Saved entries -
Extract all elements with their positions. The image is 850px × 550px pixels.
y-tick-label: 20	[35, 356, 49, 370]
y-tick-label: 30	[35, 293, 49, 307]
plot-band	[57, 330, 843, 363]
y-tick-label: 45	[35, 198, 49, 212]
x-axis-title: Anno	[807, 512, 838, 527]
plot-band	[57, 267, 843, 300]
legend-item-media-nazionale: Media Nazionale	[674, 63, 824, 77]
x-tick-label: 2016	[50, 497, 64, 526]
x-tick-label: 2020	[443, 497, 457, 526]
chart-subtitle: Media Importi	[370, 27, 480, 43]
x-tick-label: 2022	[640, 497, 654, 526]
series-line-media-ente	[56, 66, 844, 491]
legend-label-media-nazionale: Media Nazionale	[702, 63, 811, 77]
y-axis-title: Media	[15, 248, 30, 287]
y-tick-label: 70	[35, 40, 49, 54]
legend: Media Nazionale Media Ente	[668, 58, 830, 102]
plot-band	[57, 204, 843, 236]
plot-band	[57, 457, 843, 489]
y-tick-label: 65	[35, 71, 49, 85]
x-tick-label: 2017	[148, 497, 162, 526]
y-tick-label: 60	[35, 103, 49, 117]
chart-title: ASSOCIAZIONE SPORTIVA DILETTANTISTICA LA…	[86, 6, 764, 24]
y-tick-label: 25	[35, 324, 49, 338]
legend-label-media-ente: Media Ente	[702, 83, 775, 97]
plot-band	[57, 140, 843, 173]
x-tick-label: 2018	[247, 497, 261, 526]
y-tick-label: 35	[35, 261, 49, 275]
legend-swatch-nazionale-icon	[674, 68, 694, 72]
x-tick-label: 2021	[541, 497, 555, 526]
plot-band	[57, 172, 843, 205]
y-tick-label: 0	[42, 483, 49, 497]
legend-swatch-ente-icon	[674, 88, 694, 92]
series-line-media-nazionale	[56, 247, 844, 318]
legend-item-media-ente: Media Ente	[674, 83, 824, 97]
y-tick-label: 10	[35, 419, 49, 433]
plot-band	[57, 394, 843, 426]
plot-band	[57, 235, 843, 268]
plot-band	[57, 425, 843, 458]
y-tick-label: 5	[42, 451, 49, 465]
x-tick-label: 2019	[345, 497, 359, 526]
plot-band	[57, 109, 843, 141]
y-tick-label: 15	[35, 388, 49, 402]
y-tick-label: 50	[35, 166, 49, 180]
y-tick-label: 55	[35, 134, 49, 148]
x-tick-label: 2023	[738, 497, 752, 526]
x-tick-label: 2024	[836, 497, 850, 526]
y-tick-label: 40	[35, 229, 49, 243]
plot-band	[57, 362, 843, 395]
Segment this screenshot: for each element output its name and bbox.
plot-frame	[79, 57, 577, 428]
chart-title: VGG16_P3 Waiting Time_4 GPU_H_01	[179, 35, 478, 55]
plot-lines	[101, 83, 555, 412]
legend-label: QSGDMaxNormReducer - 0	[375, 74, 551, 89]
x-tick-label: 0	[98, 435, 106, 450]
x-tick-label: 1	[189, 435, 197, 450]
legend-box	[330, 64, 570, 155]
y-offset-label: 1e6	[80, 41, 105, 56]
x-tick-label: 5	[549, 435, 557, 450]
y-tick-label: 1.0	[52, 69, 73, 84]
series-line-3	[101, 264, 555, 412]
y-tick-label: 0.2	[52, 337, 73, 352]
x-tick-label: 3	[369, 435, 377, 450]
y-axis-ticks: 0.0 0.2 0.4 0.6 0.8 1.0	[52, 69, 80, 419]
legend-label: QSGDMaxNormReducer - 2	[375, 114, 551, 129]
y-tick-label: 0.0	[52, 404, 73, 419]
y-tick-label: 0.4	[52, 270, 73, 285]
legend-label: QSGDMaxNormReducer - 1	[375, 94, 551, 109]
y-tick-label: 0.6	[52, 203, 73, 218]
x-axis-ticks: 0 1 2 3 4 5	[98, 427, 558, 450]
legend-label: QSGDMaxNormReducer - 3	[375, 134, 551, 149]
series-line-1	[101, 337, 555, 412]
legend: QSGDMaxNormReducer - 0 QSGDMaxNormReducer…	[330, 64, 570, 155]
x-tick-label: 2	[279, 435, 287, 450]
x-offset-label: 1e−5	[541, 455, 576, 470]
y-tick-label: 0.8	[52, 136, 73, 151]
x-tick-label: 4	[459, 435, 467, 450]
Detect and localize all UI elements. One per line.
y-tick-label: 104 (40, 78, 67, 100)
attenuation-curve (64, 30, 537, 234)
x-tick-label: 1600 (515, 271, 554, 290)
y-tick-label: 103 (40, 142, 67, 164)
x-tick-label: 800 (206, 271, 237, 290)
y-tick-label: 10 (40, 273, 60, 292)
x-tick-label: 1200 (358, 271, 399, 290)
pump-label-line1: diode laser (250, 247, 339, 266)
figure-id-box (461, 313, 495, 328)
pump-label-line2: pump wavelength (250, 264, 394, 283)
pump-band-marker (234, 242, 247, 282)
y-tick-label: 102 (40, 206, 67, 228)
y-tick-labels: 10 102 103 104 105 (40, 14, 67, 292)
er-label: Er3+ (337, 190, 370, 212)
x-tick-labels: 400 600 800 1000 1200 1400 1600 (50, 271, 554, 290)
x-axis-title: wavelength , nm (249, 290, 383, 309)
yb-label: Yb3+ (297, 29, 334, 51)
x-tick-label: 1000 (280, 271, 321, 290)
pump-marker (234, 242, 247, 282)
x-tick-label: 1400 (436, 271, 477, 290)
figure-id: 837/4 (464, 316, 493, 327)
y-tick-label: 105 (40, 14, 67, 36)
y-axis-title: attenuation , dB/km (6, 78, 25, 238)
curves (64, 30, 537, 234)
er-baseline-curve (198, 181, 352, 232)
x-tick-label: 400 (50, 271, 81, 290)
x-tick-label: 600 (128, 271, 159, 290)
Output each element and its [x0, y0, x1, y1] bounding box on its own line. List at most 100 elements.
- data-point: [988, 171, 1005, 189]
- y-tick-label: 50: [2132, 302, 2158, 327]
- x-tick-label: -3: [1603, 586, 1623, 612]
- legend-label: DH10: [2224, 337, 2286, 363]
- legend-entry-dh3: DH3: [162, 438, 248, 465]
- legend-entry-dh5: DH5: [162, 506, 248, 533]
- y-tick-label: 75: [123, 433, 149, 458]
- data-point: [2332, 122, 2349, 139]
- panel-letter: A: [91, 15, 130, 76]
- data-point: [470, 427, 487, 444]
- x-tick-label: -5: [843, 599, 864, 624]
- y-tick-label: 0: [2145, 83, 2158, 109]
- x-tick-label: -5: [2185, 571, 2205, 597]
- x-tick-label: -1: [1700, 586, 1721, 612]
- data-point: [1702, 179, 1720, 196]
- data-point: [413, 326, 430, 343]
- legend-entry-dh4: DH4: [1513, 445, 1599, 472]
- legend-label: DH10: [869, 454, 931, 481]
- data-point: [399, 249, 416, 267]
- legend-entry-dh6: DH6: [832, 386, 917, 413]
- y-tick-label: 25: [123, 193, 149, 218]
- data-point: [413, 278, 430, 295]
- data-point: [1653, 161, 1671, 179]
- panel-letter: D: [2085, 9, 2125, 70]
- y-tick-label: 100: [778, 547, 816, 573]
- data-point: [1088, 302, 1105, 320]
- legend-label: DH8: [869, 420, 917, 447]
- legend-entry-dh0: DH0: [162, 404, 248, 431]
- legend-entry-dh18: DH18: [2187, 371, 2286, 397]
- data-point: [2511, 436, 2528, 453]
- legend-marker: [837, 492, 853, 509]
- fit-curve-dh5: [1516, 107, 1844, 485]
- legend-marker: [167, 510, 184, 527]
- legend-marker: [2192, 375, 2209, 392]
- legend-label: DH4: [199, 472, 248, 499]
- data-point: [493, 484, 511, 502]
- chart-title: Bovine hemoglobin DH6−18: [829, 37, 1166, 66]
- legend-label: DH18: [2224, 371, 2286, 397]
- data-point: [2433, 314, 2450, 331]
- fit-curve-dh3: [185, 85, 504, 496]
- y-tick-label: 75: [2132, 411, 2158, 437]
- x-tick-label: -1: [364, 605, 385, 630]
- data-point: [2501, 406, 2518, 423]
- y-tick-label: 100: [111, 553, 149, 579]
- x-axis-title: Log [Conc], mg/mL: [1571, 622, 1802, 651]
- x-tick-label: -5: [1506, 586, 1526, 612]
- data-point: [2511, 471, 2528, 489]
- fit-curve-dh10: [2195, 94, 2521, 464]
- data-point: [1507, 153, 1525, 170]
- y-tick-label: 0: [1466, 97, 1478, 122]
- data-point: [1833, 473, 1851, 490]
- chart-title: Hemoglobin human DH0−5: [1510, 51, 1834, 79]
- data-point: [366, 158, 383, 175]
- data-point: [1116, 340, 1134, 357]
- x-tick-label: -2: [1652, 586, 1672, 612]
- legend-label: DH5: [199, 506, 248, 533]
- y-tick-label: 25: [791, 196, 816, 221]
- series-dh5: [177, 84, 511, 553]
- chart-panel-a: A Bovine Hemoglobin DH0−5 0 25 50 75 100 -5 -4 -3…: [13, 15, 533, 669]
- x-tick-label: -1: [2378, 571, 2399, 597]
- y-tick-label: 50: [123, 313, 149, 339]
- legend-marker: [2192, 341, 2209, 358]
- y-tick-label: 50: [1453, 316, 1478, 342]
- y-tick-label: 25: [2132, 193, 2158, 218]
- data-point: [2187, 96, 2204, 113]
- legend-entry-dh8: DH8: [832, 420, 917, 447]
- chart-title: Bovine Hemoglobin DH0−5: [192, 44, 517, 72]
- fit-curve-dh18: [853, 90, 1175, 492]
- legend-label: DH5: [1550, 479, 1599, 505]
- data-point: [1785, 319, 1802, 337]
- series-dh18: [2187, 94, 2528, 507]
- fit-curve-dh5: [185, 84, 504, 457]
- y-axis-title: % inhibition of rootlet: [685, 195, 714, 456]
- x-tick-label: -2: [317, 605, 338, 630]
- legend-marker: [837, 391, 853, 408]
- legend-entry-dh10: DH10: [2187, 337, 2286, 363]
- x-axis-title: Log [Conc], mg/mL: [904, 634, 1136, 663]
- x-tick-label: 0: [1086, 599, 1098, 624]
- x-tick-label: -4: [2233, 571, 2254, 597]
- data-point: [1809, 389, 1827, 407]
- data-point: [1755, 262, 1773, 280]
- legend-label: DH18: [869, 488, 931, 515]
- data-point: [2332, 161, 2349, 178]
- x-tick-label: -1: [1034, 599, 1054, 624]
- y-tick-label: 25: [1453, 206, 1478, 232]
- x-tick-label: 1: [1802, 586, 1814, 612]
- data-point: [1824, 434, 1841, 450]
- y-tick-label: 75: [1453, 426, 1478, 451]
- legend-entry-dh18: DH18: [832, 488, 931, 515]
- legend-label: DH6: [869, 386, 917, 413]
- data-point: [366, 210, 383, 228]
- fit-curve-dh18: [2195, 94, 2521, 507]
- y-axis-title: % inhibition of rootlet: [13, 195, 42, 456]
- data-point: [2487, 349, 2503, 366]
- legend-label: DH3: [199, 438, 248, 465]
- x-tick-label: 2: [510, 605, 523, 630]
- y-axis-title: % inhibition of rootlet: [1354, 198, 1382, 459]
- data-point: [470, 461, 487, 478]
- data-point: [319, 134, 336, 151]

Challenge - Update the rows starting at the beginning of the rows and ending at the row containing "261, 49, 275]", replacing "plot-band" with "plot-stripe" and keeping everything else unchanged. Give back only those rows.

Correct result -
Extract all elements with their positions. The image is 850px × 550px pixels.
y-tick-label: 20	[35, 356, 49, 370]
y-tick-label: 30	[35, 293, 49, 307]
plot-stripe	[57, 330, 843, 363]
y-tick-label: 45	[35, 198, 49, 212]
x-axis-title: Anno	[807, 512, 838, 527]
plot-stripe	[57, 267, 843, 300]
legend-item-media-nazionale: Media Nazionale	[674, 63, 824, 77]
x-tick-label: 2016	[50, 497, 64, 526]
x-tick-label: 2020	[443, 497, 457, 526]
chart-subtitle: Media Importi	[370, 27, 480, 43]
x-tick-label: 2022	[640, 497, 654, 526]
series-line-media-ente	[56, 66, 844, 491]
legend-label-media-nazionale: Media Nazionale	[702, 63, 811, 77]
y-axis-title: Media	[15, 248, 30, 287]
y-tick-label: 70	[35, 40, 49, 54]
legend: Media Nazionale Media Ente	[668, 58, 830, 102]
plot-stripe	[57, 204, 843, 236]
plot-stripe	[57, 457, 843, 489]
y-tick-label: 65	[35, 71, 49, 85]
x-tick-label: 2017	[148, 497, 162, 526]
y-tick-label: 60	[35, 103, 49, 117]
chart-title: ASSOCIAZIONE SPORTIVA DILETTANTISTICA LA…	[86, 6, 764, 24]
y-tick-label: 25	[35, 324, 49, 338]
legend-label-media-ente: Media Ente	[702, 83, 775, 97]
plot-stripe	[57, 140, 843, 173]
x-tick-label: 2018	[247, 497, 261, 526]
y-tick-label: 35	[35, 261, 49, 275]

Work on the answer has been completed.